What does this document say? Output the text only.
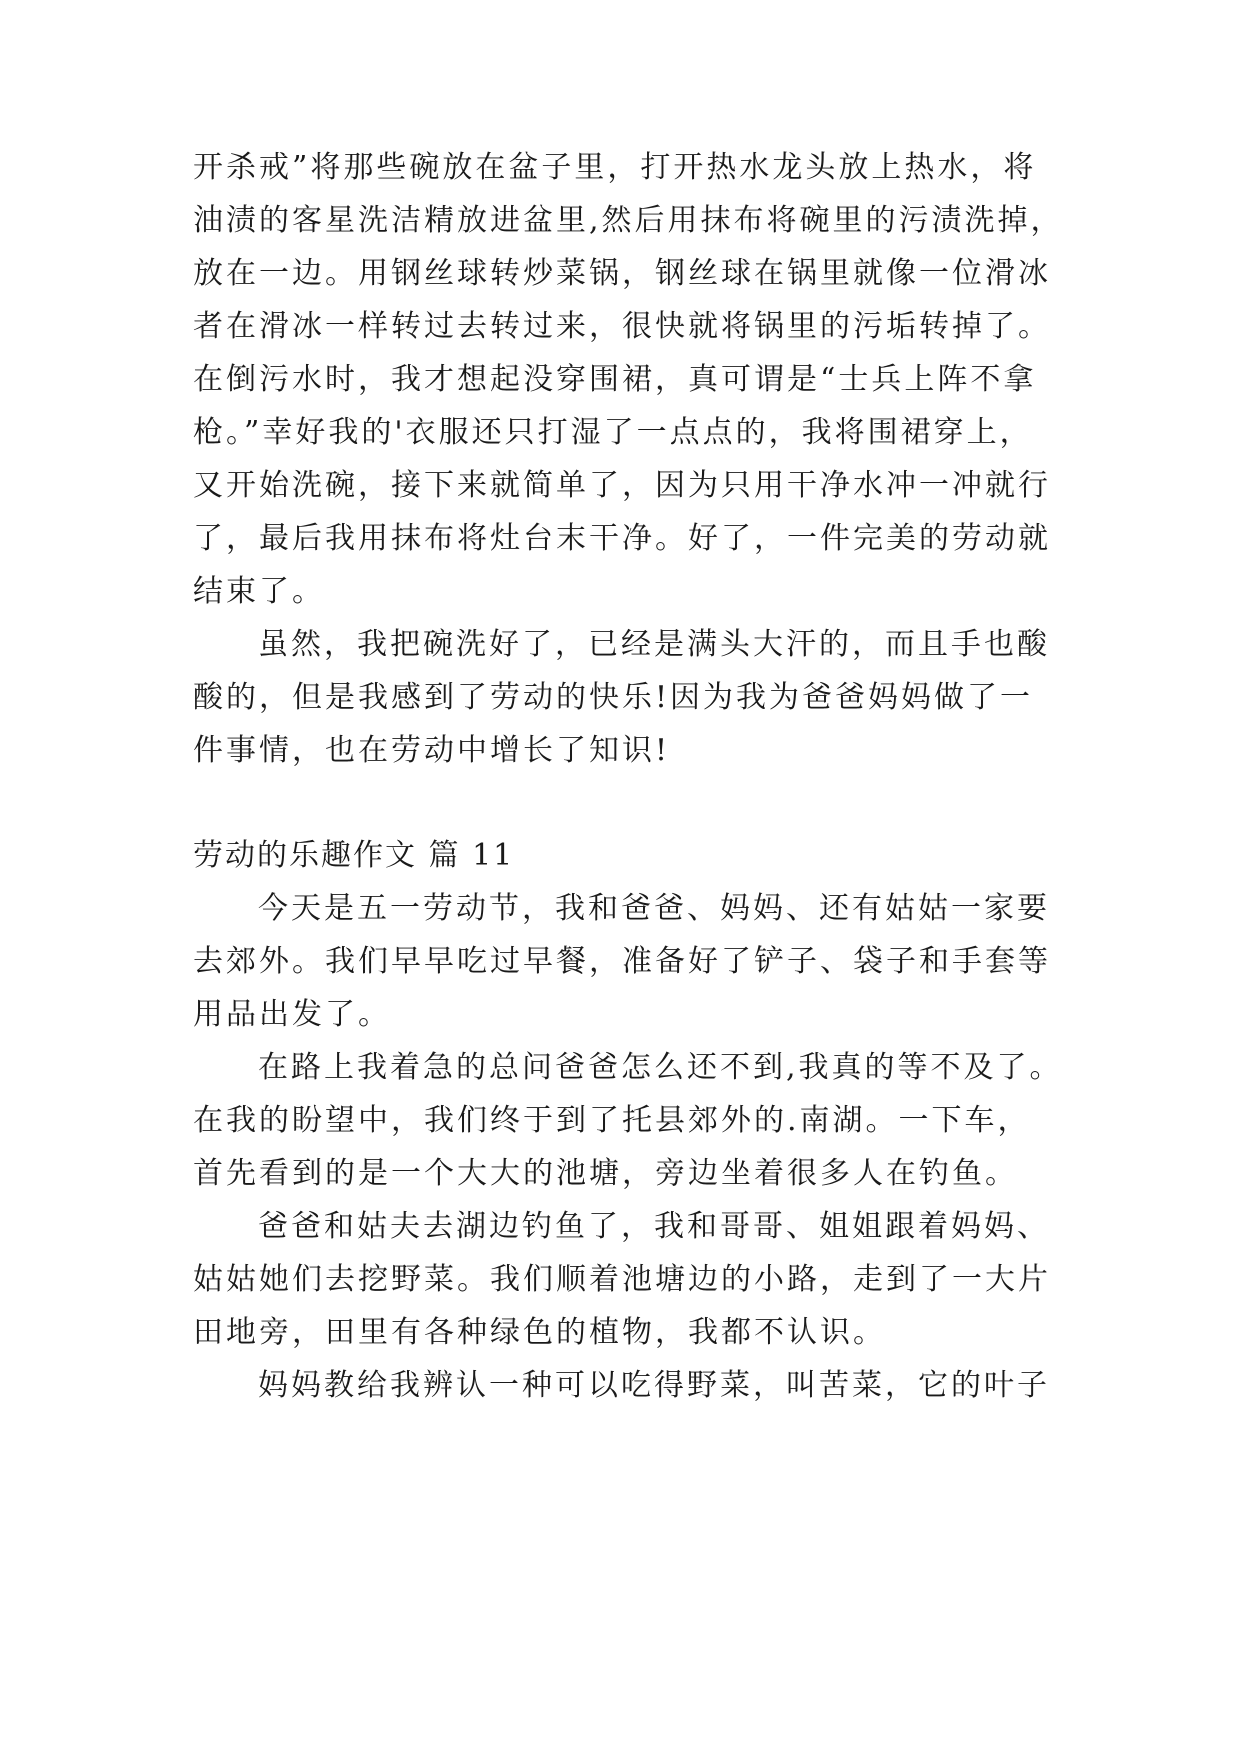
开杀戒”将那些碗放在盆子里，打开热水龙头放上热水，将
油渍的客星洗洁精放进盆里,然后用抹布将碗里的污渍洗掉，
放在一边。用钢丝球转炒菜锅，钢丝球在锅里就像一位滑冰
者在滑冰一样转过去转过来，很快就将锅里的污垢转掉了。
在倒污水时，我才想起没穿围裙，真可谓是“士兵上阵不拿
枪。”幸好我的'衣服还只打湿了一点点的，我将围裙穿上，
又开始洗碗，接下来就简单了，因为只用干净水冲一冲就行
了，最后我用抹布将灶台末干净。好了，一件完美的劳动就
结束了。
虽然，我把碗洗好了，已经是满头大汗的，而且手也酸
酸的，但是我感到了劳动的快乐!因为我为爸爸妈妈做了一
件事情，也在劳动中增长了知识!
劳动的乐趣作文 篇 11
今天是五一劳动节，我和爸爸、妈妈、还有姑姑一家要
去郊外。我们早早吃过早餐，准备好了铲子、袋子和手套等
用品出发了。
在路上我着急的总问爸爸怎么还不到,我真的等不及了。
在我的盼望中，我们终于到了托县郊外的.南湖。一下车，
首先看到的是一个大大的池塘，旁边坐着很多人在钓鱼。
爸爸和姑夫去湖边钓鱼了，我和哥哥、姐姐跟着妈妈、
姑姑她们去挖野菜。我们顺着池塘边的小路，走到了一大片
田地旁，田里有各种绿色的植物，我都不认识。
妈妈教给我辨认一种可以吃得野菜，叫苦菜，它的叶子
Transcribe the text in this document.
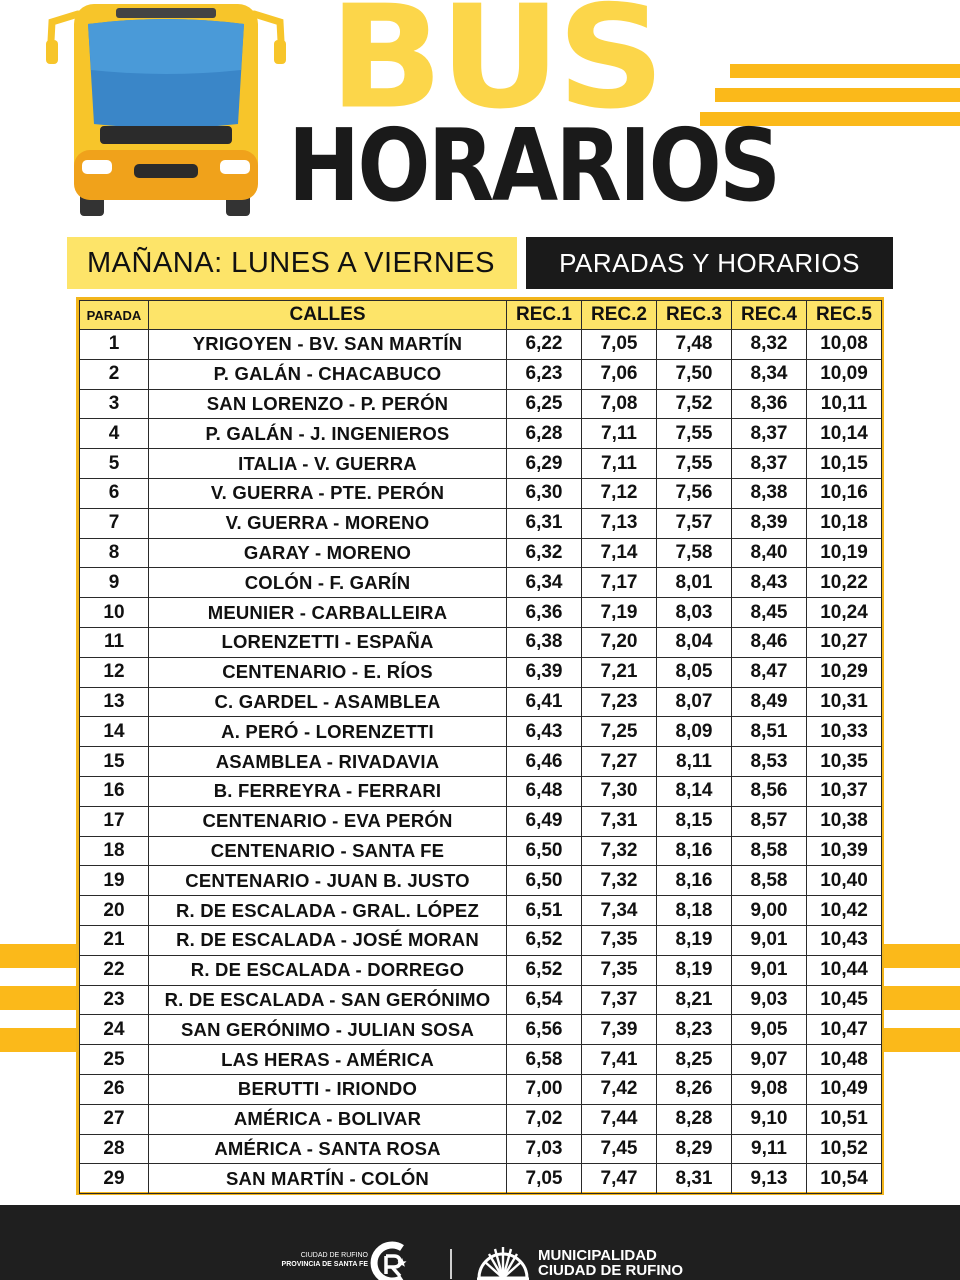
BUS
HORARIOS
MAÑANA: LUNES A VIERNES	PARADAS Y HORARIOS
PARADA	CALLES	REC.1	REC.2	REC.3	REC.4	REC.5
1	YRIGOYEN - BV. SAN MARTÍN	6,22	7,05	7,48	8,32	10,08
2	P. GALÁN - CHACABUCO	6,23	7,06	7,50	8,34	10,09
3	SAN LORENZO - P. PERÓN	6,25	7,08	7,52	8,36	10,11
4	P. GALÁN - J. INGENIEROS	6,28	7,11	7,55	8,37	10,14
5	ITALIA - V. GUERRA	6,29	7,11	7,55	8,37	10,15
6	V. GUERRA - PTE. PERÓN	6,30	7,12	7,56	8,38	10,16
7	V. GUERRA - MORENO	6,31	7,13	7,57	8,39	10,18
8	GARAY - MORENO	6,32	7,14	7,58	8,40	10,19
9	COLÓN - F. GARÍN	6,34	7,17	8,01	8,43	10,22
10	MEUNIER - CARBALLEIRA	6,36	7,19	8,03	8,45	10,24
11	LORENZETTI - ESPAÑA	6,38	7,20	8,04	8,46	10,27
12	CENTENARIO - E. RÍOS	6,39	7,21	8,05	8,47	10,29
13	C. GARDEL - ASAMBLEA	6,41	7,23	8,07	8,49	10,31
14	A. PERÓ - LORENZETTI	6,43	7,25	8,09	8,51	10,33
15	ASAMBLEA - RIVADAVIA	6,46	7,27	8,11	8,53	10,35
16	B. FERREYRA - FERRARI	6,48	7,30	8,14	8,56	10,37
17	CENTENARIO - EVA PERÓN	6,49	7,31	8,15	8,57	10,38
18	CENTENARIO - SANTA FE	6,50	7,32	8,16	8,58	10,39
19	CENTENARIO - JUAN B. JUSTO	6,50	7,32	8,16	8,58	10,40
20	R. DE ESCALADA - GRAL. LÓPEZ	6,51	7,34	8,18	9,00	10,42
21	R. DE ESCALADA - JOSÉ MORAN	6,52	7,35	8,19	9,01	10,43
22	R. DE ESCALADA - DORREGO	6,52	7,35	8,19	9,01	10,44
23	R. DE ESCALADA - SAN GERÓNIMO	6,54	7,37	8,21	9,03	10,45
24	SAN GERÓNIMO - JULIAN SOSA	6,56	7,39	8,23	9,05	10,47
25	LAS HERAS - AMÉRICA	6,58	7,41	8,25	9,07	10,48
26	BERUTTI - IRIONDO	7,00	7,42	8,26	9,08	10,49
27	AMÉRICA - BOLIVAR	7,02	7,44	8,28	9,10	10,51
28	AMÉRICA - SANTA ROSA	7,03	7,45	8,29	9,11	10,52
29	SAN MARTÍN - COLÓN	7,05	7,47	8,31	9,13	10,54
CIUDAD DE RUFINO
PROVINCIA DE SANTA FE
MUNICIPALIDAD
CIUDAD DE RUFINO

##############################

Aim of the task — Make an exact copy of the records above, with the pictures left out.

Complete response —
What does this document say? Output the text only.
开杀戒”将那些碗放在盆子里，打开热水龙头放上热水，将
油渍的客星洗洁精放进盆里,然后用抹布将碗里的污渍洗掉，
放在一边。用钢丝球转炒菜锅，钢丝球在锅里就像一位滑冰
者在滑冰一样转过去转过来，很快就将锅里的污垢转掉了。
在倒污水时，我才想起没穿围裙，真可谓是“士兵上阵不拿
枪。”幸好我的'衣服还只打湿了一点点的，我将围裙穿上，
又开始洗碗，接下来就简单了，因为只用干净水冲一冲就行
了，最后我用抹布将灶台末干净。好了，一件完美的劳动就
结束了。
虽然，我把碗洗好了，已经是满头大汗的，而且手也酸
酸的，但是我感到了劳动的快乐!因为我为爸爸妈妈做了一
件事情，也在劳动中增长了知识!
劳动的乐趣作文 篇 11
今天是五一劳动节，我和爸爸、妈妈、还有姑姑一家要
去郊外。我们早早吃过早餐，准备好了铲子、袋子和手套等
用品出发了。
在路上我着急的总问爸爸怎么还不到,我真的等不及了。
在我的盼望中，我们终于到了托县郊外的.南湖。一下车，
首先看到的是一个大大的池塘，旁边坐着很多人在钓鱼。
爸爸和姑夫去湖边钓鱼了，我和哥哥、姐姐跟着妈妈、
姑姑她们去挖野菜。我们顺着池塘边的小路，走到了一大片
田地旁，田里有各种绿色的植物，我都不认识。
妈妈教给我辨认一种可以吃得野菜，叫苦菜，它的叶子
Transcribe the text in this document.
BUS
HORARIOS
MAÑANA: LUNES A VIERNES	PARADAS Y HORARIOS
PARADA	CALLES	REC.1	REC.2	REC.3	REC.4	REC.5
1	YRIGOYEN - BV. SAN MARTÍN	6,22	7,05	7,48	8,32	10,08
2	P. GALÁN - CHACABUCO	6,23	7,06	7,50	8,34	10,09
3	SAN LORENZO - P. PERÓN	6,25	7,08	7,52	8,36	10,11
4	P. GALÁN - J. INGENIEROS	6,28	7,11	7,55	8,37	10,14
5	ITALIA - V. GUERRA	6,29	7,11	7,55	8,37	10,15
6	V. GUERRA - PTE. PERÓN	6,30	7,12	7,56	8,38	10,16
7	V. GUERRA - MORENO	6,31	7,13	7,57	8,39	10,18
8	GARAY - MORENO	6,32	7,14	7,58	8,40	10,19
9	COLÓN - F. GARÍN	6,34	7,17	8,01	8,43	10,22
10	MEUNIER - CARBALLEIRA	6,36	7,19	8,03	8,45	10,24
11	LORENZETTI - ESPAÑA	6,38	7,20	8,04	8,46	10,27
12	CENTENARIO - E. RÍOS	6,39	7,21	8,05	8,47	10,29
13	C. GARDEL - ASAMBLEA	6,41	7,23	8,07	8,49	10,31
14	A. PERÓ - LORENZETTI	6,43	7,25	8,09	8,51	10,33
15	ASAMBLEA - RIVADAVIA	6,46	7,27	8,11	8,53	10,35
16	B. FERREYRA - FERRARI	6,48	7,30	8,14	8,56	10,37
17	CENTENARIO - EVA PERÓN	6,49	7,31	8,15	8,57	10,38
18	CENTENARIO - SANTA FE	6,50	7,32	8,16	8,58	10,39
19	CENTENARIO - JUAN B. JUSTO	6,50	7,32	8,16	8,58	10,40
20	R. DE ESCALADA - GRAL. LÓPEZ	6,51	7,34	8,18	9,00	10,42
21	R. DE ESCALADA - JOSÉ MORAN	6,52	7,35	8,19	9,01	10,43
22	R. DE ESCALADA - DORREGO	6,52	7,35	8,19	9,01	10,44
23	R. DE ESCALADA - SAN GERÓNIMO	6,54	7,37	8,21	9,03	10,45
24	SAN GERÓNIMO - JULIAN SOSA	6,56	7,39	8,23	9,05	10,47
25	LAS HERAS - AMÉRICA	6,58	7,41	8,25	9,07	10,48
26	BERUTTI - IRIONDO	7,00	7,42	8,26	9,08	10,49
27	AMÉRICA - BOLIVAR	7,02	7,44	8,28	9,10	10,51
28	AMÉRICA - SANTA ROSA	7,03	7,45	8,29	9,11	10,52
29	SAN MARTÍN - COLÓN	7,05	7,47	8,31	9,13	10,54
CIUDAD DE RUFINO
PROVINCIA DE SANTA FE
MUNICIPALIDAD
CIUDAD DE RUFINO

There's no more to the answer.